STATED EXERCISE 1
Answer these questions about the post on the Two-hearted river:
(a) What date appears at the top of the post?
(b) In what year did the trip that produced the bluff picture take place?
(c) On which river was the fishing expedition behind Hemingway's short story?

TEXT EXTRACT
START
Saturday, July 29, 2006

Last Day on the Rivers: The Two-hearted

From a bluff overlooking the Two-hearted. This picture is from my 2005 trip down this river.

Unless you have been on it, you would not know that the river is even more beautiful than its name. And as others have said, its name is pure poetry. The Two-hearted! The name enchanted Hemingway and he used as a title of a short story he based on a fishing expedition on the Fox River. As far as anyone knows, Hemingway only saw the Two-hearted on a map. If that’s the case, he missed a treat.
END
(Raw records)
START
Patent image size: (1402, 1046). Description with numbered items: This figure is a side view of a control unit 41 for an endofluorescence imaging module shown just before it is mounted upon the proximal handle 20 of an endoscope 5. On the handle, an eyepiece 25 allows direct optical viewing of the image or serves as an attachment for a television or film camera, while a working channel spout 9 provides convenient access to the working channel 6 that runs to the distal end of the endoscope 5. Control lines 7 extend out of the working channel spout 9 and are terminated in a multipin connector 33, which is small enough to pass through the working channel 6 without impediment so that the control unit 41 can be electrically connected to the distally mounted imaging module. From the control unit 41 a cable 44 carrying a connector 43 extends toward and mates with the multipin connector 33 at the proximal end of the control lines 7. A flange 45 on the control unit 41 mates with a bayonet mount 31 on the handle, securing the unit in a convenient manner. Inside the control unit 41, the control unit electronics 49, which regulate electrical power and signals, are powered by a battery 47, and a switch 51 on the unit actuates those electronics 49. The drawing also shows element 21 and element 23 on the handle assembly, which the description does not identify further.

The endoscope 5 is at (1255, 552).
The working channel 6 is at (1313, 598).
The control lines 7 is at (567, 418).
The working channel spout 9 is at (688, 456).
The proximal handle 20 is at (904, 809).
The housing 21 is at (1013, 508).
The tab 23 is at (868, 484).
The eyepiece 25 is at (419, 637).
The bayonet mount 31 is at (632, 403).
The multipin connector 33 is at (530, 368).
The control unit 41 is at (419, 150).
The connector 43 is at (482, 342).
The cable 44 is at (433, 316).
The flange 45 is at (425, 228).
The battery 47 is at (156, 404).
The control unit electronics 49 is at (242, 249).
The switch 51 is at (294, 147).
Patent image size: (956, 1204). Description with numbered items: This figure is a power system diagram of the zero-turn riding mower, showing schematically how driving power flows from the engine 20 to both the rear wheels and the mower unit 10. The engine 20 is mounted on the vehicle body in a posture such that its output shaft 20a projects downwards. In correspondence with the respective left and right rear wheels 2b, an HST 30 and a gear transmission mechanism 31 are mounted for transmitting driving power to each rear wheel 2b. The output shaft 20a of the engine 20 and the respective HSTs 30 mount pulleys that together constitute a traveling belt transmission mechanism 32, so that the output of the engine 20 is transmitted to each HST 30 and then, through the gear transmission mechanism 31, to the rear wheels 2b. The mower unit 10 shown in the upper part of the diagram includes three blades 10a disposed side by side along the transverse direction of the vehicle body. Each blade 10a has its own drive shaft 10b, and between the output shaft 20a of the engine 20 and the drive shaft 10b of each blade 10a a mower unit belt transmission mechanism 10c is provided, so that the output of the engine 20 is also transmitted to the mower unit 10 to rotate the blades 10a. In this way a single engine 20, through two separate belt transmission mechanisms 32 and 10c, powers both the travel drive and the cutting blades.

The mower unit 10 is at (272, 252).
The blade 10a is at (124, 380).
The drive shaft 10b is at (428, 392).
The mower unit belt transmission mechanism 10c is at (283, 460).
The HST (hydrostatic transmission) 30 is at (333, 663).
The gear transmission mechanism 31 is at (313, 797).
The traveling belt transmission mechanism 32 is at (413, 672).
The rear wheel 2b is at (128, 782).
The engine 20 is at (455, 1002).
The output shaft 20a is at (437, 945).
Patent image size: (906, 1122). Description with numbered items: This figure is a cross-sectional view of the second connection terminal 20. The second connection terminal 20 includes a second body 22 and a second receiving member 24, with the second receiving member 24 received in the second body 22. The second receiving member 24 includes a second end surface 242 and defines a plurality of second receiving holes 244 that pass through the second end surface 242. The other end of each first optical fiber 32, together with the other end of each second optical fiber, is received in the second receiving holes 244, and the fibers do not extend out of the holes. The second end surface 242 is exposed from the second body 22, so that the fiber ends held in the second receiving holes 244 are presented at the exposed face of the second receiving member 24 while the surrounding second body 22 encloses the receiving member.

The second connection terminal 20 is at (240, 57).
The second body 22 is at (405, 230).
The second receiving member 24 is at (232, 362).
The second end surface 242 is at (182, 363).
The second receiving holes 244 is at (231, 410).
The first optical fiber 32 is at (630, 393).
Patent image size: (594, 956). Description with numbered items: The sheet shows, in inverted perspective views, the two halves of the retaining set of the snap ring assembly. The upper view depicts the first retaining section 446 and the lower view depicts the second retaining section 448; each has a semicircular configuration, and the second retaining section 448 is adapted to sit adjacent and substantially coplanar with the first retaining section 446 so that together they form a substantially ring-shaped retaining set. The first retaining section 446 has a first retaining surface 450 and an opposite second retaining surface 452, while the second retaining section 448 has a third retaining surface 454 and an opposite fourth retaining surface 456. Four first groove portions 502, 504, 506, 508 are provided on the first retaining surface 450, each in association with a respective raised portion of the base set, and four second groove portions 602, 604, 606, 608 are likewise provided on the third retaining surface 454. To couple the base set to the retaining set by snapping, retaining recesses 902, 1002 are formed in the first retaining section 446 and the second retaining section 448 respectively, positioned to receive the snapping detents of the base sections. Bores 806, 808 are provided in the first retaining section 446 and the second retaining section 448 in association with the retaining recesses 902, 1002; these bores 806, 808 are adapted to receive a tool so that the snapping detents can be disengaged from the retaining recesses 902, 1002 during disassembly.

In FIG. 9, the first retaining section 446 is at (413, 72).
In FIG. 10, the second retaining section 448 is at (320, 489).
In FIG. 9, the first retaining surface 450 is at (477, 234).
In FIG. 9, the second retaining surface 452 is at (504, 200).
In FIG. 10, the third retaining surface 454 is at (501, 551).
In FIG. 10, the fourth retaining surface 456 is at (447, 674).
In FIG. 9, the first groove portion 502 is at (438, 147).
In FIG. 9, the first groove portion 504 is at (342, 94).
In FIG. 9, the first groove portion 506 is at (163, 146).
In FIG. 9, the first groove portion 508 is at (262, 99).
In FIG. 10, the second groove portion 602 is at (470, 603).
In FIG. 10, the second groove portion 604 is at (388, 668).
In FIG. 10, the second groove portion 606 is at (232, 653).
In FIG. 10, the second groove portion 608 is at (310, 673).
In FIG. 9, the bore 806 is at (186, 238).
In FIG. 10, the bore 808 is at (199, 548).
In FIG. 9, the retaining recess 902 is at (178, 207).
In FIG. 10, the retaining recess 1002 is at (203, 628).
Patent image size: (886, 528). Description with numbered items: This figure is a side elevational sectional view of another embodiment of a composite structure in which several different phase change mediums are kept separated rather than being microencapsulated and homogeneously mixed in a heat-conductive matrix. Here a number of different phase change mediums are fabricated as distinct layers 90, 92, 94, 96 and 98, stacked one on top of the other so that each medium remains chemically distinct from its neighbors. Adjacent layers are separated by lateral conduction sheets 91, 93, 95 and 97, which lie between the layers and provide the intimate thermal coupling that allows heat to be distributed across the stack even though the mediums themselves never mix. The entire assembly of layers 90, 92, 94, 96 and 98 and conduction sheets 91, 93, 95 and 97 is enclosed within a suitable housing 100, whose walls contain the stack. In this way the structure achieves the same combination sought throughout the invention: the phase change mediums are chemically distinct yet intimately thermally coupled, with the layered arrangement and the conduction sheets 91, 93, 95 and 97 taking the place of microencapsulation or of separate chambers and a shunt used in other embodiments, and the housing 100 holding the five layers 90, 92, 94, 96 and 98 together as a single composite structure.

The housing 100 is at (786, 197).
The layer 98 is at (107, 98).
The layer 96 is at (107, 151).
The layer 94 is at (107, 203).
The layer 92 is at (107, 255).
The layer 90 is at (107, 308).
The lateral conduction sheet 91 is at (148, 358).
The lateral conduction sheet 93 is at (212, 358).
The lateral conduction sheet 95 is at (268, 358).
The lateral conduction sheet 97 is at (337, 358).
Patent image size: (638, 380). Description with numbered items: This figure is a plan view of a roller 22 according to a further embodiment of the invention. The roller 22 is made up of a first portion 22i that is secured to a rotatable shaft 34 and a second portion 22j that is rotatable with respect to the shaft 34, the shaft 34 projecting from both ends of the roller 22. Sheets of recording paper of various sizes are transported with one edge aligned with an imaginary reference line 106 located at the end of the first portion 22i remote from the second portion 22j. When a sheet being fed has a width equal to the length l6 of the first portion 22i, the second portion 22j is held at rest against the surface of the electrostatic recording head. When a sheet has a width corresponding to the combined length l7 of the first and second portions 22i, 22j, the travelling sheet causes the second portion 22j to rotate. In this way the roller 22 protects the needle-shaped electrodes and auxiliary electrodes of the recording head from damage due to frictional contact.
END
STATED EXERCISE 2
Can you arrange the raw records as a numbered list, starting at the first line of the records and ending at the line that contains "The endoscope 5 is at (1255, 552).", both included? Leave out blank lines.

EXERCISE RESPONSE 1
(a) Saturday, July 29, 2006
(b) 2005
(c) The Fox River

EXERCISE RESPONSE 2
1. Patent image size: (1402, 1046). Description with numbered items: This figure is a side view of a control unit 41 for an endofluorescence imaging module shown just before it is mounted upon the proximal handle 20 of an endoscope 5. On the handle, an eyepiece 25 allows direct optical viewing of the image or serves as an attachment for a television or film camera, while a working channel spout 9 provides convenient access to the working channel 6 that runs to the distal end of the endoscope 5. Control lines 7 extend out of the working channel spout 9 and are terminated in a multipin connector 33, which is small enough to pass through the working channel 6 without impediment so that the control unit 41 can be electrically connected to the distally mounted imaging module. From the control unit 41 a cable 44 carrying a connector 43 extends toward and mates with the multipin connector 33 at the proximal end of the control lines 7. A flange 45 on the control unit 41 mates with a bayonet mount 31 on the handle, securing the unit in a convenient manner. Inside the control unit 41, the control unit electronics 49, which regulate electrical power and signals, are powered by a battery 47, and a switch 51 on the unit actuates those electronics 49. The drawing also shows element 21 and element 23 on the handle assembly, which the description does not identify further.
2. The endoscope 5 is at (1255, 552).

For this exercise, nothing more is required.